*WHAT IS NEEDED*. Beneath this sentence is a set of records; write each of them out exactly.

● ● ● ● ● ● ●

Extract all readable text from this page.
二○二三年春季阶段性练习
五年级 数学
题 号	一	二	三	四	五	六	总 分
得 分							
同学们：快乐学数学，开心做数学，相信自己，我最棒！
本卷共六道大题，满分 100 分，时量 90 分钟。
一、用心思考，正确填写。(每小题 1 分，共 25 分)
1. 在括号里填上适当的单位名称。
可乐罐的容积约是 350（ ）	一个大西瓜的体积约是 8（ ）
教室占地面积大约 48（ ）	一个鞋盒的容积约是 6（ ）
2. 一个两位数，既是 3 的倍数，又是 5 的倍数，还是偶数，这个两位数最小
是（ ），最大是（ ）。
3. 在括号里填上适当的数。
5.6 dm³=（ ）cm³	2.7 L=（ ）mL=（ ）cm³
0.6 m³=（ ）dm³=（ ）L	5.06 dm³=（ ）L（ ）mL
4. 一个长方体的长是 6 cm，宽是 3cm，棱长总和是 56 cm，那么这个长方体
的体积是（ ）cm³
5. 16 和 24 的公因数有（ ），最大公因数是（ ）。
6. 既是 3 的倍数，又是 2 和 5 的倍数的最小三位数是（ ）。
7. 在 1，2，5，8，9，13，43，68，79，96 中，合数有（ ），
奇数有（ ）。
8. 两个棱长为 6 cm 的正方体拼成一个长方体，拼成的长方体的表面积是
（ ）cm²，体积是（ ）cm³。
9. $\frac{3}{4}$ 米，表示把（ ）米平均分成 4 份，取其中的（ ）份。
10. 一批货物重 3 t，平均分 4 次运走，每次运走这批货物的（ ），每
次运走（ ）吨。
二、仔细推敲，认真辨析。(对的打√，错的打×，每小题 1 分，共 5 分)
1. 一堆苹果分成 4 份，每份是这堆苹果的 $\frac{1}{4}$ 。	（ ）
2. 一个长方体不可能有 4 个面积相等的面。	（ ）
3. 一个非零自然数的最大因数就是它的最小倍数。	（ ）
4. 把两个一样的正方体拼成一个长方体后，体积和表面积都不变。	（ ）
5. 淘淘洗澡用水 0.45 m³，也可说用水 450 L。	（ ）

● ● ● ● ● ● ●

*SOLVED EXERCISE*.
Extract all readable text from this page.
二○二三年春季阶段性练习
五年级 数学
题 号	一	二	三	四	五	六	总 分
得 分							
同学们：快乐学数学，开心做数学，相信自己，我最棒！
本卷共六道大题，满分 100 分，时量 90 分钟。
一、用心思考，正确填写。(每小题 1 分，共 25 分)
1. 在括号里填上适当的单位名称。
可乐罐的容积约是 350（ ）	一个大西瓜的体积约是 8（ ）
教室占地面积大约 48（ ）	一个鞋盒的容积约是 6（ ）
2. 一个两位数，既是 3 的倍数，又是 5 的倍数，还是偶数，这个两位数最小
是（ ），最大是（ ）。
3. 在括号里填上适当的数。
5.6 dm³=（ ）cm³	2.7 L=（ ）mL=（ ）cm³
0.6 m³=（ ）dm³=（ ）L	5.06 dm³=（ ）L（ ）mL
4. 一个长方体的长是 6 cm，宽是 3cm，棱长总和是 56 cm，那么这个长方体
的体积是（ ）cm³
5. 16 和 24 的公因数有（ ），最大公因数是（ ）。
6. 既是 3 的倍数，又是 2 和 5 的倍数的最小三位数是（ ）。
7. 在 1，2，5，8，9，13，43，68，79，96 中，合数有（ ），
奇数有（ ）。
8. 两个棱长为 6 cm 的正方体拼成一个长方体，拼成的长方体的表面积是
（ ）cm²，体积是（ ）cm³。
9. $\frac{3}{4}$ 米，表示把（ ）米平均分成 4 份，取其中的（ ）份。
10. 一批货物重 3 t，平均分 4 次运走，每次运走这批货物的（ ），每
次运走（ ）吨。
二、仔细推敲，认真辨析。(对的打√，错的打×，每小题 1 分，共 5 分)
1. 一堆苹果分成 4 份，每份是这堆苹果的 $\frac{1}{4}$ 。	（ ）
2. 一个长方体不可能有 4 个面积相等的面。	（ ）
3. 一个非零自然数的最大因数就是它的最小倍数。	（ ）
4. 把两个一样的正方体拼成一个长方体后，体积和表面积都不变。	（ ）
5. 淘淘洗澡用水 0.45 m³，也可说用水 450 L。	（ ）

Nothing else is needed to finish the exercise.